Dokumentauszug
+---+
# taz.de -- Anklage wegen Vergewaltigung: Prozess ohne Zeugin
       
       > Das mutmaßliche Opfer einer Gruppenvergewaltigung im Görlitzer Park
       > erscheint nicht vor Gericht. Ohne ihre Aussage könnte der Prozess
       > platzen.
       
 (IMG) Bild: Richter und Anwälte im Görli-Prozess. Verhandelt wird in einem der größten Säle am Kriminalgericht Moabit
       
       Nun hängt alles an der Zeugin. Denn noch immer ist unklar, was genau in der
       Nacht zum 21. Juni im vergangenen Jahr im Görlitzer Park passiert ist. War
       es eine Gruppenvergewaltigung, wie die Zeugin in derselben Nacht noch
       gesagt hatte? Oder einvernehmlicher Sex, wie die Angeklagten behaupten?
       
       Derzeit sitzen drei Männer seit mehreren Monaten in Haft. [1][Besonders
       schwere Vergewaltigung, gefährliche Körperverletzung und besonders schwerer
       Raub] wirft die Staatsanwaltschaft ihnen vor. Die mutmaßliche Tat hatte
       eine Debatte über Sicherheit im Görli ausgelöst, [2][nun soll ein Zaun
       kommen]. Doch der Prozess, der die Geschehnisse aufklären soll, steht
       aktuell auf der Kippe.
       
       Denn die Zeugin, die eigentlich am Montag hätte aussagen sollen, war nicht
       vor Gericht erschienen. Sie hat die georgische Staatsbürgerschaft und lebt
       inzwischen wieder dort. Alles sei vorbereitet gewesen für ihre Reise nach
       Berlin, erklärt der Vorsitzende Richter Thilo Bartl. Anfang Februar habe
       sie dann aber gesagt, dass sie nicht kommen werde. Sie sei von der
       Situation überfordert, mit dem Verfahren, ihrem Mann und ihrer Familie. Und
       sehe sich gesundheitlich nicht in der Lage, auszusagen. Sie sei aber
       bereit, sich über die deutsche Botschaft in Georgien vernehmen zu lassen.
       
       Das kann allerdings dauern: Denn dafür müsste Deutschland bei Georgien um
       Rechtshilfe ersuchen. Mit einer Antwort sei der Erfahrung nach erst sechs
       Monate später zu rechnen, so Richter Bartl. „Georgien ist in der Hinsicht
       weit weg und bürokratisch äußerst gründlich“, sagt er. Denkbar sei auch,
       dass Georgien das Gesuch ablehne.
+---+
Datensatzzeilen
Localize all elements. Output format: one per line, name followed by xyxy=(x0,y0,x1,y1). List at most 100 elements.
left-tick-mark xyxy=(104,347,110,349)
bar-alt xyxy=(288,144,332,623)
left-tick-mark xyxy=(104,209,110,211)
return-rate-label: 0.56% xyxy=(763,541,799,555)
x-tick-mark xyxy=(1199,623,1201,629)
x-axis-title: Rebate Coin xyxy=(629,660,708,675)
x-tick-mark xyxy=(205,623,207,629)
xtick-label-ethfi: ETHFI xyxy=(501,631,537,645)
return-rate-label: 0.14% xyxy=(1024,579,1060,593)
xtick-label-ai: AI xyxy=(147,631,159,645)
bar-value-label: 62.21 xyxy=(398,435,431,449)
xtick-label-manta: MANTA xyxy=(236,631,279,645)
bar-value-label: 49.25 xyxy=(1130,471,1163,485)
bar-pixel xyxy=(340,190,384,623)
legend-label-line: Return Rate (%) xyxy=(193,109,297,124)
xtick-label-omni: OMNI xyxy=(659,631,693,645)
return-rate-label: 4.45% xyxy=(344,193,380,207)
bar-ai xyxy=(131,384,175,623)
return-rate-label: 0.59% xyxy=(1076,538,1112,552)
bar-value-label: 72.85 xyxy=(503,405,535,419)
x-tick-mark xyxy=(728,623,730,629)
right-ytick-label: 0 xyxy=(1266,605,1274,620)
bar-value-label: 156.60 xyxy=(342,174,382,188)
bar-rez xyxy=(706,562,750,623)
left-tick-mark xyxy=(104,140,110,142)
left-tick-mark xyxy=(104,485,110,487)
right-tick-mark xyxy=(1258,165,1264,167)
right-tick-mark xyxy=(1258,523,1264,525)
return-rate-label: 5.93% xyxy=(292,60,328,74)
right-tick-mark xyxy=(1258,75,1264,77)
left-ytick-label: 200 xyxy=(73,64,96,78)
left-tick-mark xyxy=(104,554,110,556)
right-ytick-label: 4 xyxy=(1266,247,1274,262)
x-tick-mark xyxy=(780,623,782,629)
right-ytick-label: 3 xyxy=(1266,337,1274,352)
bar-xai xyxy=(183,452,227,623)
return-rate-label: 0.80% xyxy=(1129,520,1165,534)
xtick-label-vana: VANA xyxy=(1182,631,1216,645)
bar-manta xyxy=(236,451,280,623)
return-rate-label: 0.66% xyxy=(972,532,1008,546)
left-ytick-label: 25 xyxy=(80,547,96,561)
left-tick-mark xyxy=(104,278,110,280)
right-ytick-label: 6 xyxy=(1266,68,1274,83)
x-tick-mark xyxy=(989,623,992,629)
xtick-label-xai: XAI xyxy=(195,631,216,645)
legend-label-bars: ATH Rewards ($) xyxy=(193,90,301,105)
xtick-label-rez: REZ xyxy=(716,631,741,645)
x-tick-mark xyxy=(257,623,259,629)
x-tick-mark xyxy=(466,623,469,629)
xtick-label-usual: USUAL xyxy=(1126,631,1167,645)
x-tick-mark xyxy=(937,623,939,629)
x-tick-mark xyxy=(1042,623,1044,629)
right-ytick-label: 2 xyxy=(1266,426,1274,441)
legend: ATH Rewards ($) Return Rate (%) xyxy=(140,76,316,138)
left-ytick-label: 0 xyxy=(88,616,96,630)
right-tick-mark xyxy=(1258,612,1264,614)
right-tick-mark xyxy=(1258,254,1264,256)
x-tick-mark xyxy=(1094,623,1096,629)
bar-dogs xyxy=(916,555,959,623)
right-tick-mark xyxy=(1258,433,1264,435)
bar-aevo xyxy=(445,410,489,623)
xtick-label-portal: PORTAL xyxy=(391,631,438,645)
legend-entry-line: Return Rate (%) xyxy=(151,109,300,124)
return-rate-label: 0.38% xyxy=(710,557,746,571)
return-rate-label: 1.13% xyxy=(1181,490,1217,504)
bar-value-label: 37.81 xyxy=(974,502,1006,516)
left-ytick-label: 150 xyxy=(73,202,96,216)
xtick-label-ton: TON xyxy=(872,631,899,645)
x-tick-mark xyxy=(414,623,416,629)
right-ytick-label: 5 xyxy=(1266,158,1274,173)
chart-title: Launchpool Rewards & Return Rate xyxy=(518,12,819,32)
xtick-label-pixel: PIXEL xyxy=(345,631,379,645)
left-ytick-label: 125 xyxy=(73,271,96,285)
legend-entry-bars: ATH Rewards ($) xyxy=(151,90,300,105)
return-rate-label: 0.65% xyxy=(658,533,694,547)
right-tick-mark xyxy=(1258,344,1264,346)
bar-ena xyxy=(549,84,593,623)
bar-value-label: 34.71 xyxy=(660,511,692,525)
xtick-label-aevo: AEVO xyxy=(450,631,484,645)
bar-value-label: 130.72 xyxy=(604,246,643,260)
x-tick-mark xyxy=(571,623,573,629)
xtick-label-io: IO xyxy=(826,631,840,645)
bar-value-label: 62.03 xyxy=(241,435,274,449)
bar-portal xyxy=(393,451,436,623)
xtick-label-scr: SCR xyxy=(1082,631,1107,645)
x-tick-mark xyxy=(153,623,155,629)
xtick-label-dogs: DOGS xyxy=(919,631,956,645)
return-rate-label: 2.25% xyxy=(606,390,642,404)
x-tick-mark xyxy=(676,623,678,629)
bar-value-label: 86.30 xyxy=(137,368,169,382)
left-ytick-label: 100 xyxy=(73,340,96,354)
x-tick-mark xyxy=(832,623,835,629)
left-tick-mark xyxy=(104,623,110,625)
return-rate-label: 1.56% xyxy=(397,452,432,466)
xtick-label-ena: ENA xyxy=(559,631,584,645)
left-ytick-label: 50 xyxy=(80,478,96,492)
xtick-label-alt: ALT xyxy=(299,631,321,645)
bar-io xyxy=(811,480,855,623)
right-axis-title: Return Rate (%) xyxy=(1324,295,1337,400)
+---+
Zielsetzung 1
Nach wie vielen Monaten ist laut Richter Bartl im Artikel über den Görli-Prozess erfahrungsgemäß mit einer Antwort Georgiens auf ein Rechtshilfeersuchen zu rechnen?
Zielsetzung 2
Geben Sie die Zeilen der Datensätze vom Anfang bis einschließlich der Zeile mit „x-tick-mark xyxy=(1199,623,1201,629)“ als Markdown-Tabelle mit den Spalten „Nummer“ und „Eintrag“ aus und lassen Sie dabei Leerzeilen weg.
Der Artikel und die Datensätze stammen aus voneinander unabhängigen Quellen.

Antwort 1
Erst nach sechs Monaten.

Antwort 2
| Nummer | Eintrag |
|---|---|
| 1 | Localize all elements. Output format: one per line, name followed by xyxy=(x0,y0,x1,y1). List at most 100 elements. |
| 2 | left-tick-mark xyxy=(104,347,110,349) |
| 3 | bar-alt xyxy=(288,144,332,623) |
| 4 | left-tick-mark xyxy=(104,209,110,211) |
| 5 | return-rate-label: 0.56% xyxy=(763,541,799,555) |
| 6 | x-tick-mark xyxy=(1199,623,1201,629) |